» **Exercise brief**:
Tally the lines in the following entries that include the word "Luigine"; state only the total.

(Dataset items)

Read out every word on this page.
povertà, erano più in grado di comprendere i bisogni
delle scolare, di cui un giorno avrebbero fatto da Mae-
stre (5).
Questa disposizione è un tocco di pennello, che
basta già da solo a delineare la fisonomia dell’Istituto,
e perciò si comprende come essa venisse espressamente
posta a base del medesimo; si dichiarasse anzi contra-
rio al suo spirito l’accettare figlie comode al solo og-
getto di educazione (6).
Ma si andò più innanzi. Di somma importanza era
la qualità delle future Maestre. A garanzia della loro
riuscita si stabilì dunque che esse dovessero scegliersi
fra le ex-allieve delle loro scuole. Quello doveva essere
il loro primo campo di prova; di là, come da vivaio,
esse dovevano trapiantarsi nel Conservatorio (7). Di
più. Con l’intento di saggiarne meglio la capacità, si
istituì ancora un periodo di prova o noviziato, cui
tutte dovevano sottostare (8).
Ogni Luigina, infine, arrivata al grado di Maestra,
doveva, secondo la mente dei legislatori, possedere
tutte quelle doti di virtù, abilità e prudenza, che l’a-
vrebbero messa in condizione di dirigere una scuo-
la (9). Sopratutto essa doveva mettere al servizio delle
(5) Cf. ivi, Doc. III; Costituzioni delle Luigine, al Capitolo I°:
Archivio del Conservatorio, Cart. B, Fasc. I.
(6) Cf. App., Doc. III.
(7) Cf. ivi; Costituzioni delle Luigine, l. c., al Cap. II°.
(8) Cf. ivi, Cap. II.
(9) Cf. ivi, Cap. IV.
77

---

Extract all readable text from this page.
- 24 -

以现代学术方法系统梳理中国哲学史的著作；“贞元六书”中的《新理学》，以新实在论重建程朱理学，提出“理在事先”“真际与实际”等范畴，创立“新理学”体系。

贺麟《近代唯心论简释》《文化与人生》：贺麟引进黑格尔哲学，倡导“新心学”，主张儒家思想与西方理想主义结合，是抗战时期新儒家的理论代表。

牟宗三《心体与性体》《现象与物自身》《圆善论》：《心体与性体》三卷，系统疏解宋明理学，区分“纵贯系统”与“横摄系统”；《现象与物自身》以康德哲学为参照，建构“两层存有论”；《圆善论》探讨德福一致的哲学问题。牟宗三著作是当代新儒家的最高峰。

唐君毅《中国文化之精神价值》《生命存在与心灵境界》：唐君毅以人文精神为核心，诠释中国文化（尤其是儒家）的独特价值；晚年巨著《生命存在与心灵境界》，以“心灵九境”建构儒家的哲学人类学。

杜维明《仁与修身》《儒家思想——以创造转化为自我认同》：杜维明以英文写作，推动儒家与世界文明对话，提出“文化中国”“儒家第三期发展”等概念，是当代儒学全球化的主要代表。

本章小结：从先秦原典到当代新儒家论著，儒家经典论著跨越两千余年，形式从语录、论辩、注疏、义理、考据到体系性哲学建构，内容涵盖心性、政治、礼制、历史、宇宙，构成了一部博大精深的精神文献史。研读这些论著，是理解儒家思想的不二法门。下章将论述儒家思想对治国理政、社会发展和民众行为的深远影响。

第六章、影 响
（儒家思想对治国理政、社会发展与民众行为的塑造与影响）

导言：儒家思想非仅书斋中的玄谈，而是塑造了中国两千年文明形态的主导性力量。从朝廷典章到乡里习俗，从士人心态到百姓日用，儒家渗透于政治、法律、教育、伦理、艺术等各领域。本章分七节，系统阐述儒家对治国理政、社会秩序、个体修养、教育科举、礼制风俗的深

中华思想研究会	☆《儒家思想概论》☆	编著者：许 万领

» **Exercise answer**:
2